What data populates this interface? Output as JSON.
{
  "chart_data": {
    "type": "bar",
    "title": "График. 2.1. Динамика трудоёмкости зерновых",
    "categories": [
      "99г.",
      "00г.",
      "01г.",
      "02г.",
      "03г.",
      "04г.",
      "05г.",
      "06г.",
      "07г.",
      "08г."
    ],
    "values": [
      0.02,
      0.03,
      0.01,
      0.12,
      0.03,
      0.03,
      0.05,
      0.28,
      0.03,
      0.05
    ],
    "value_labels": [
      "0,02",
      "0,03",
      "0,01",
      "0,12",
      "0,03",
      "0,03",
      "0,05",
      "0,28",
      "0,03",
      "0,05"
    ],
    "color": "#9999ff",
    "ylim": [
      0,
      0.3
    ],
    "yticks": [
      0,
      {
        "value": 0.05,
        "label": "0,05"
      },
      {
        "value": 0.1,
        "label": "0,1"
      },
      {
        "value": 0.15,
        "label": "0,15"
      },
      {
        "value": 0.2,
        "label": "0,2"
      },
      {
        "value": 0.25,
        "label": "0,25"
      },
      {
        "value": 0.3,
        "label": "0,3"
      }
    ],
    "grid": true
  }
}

What is required
Reproduce each entry word for word.

Output of the exercise
What data populates this interface? Output as JSON.
{
  "chart_data": {
    "type": "bar",
    "title": "График. 2.1. Динамика трудоёмкости зерновых",
    "categories": [
      "99г.",
      "00г.",
      "01г.",
      "02г.",
      "03г.",
      "04г.",
      "05г.",
      "06г.",
      "07г.",
      "08г."
    ],
    "values": [
      0.02,
      0.03,
      0.01,
      0.12,
      0.03,
      0.03,
      0.05,
      0.28,
      0.03,
      0.05
    ],
    "value_labels": [
      "0,02",
      "0,03",
      "0,01",
      "0,12",
      "0,03",
      "0,03",
      "0,05",
      "0,28",
      "0,03",
      "0,05"
    ],
    "color": "#9999ff",
    "ylim": [
      0,
      0.3
    ],
    "yticks": [
      0,
      {
        "value": 0.05,
        "label": "0,05"
      },
      {
        "value": 0.1,
        "label": "0,1"
      },
      {
        "value": 0.15,
        "label": "0,15"
      },
      {
        "value": 0.2,
        "label": "0,2"
      },
      {
        "value": 0.25,
        "label": "0,25"
      },
      {
        "value": 0.3,
        "label": "0,3"
      }
    ],
    "grid": true
  }
}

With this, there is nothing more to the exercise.